--- Begin ---
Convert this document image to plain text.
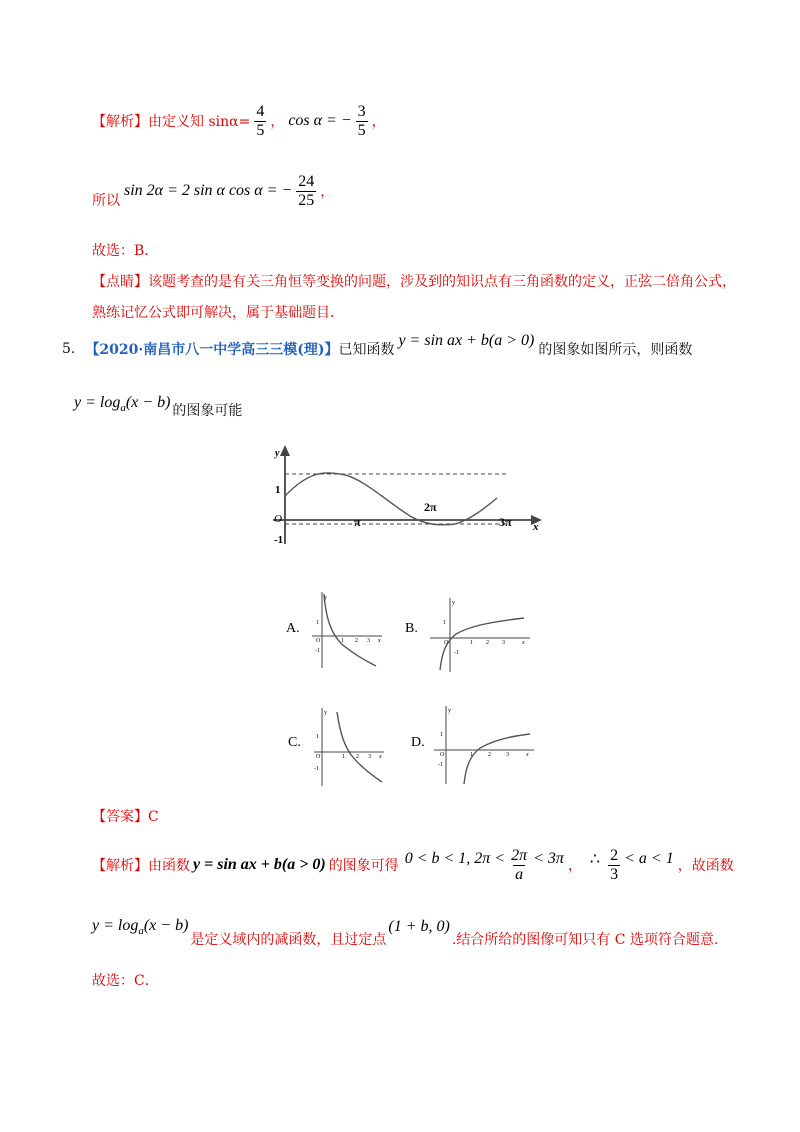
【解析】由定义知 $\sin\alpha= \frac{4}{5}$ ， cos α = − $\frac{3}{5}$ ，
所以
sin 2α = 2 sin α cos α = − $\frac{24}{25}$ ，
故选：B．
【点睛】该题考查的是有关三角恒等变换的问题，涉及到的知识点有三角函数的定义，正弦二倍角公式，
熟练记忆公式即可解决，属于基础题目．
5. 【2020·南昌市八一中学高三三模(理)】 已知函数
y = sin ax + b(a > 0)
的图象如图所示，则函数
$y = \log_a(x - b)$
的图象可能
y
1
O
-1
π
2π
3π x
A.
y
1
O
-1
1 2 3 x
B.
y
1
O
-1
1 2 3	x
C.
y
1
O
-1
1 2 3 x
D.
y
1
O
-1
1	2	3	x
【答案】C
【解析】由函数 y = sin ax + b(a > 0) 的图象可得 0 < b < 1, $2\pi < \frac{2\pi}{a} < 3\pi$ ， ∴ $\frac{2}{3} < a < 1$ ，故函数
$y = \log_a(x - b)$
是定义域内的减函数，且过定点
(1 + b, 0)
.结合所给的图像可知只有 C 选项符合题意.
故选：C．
--- End ---
--- Begin ---
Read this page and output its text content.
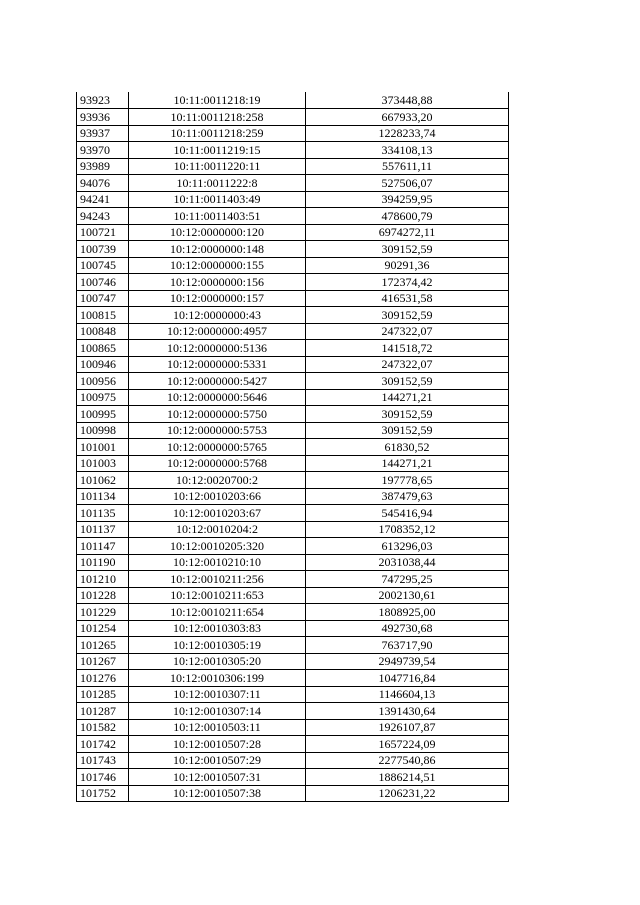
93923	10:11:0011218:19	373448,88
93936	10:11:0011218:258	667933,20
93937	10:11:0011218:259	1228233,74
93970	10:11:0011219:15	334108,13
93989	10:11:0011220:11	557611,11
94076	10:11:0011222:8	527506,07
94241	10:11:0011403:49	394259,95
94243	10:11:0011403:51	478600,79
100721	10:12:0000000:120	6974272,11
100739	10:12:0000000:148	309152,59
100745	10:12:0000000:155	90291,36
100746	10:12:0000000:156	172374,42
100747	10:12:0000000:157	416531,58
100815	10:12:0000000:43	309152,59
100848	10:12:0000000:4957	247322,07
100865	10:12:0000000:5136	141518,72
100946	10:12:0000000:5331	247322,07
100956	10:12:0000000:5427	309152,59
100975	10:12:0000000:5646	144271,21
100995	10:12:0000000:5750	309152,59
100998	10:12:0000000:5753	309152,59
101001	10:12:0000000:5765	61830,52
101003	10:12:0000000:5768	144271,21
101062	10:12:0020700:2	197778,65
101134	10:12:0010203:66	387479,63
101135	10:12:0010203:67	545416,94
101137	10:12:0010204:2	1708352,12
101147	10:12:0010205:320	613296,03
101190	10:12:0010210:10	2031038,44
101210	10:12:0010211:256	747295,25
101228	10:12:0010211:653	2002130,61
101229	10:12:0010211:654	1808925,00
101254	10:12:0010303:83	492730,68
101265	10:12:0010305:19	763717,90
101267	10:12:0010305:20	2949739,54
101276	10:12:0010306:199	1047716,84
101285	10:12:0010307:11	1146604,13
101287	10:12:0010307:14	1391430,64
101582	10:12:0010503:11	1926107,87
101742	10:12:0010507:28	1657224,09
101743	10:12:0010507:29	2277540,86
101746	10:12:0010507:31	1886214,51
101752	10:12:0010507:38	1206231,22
--- End ---
**Required task**
Take every line from the data that contains the word "this".

**Completed exercise**
Convert this document image to plain text.
Read this page and output its text content.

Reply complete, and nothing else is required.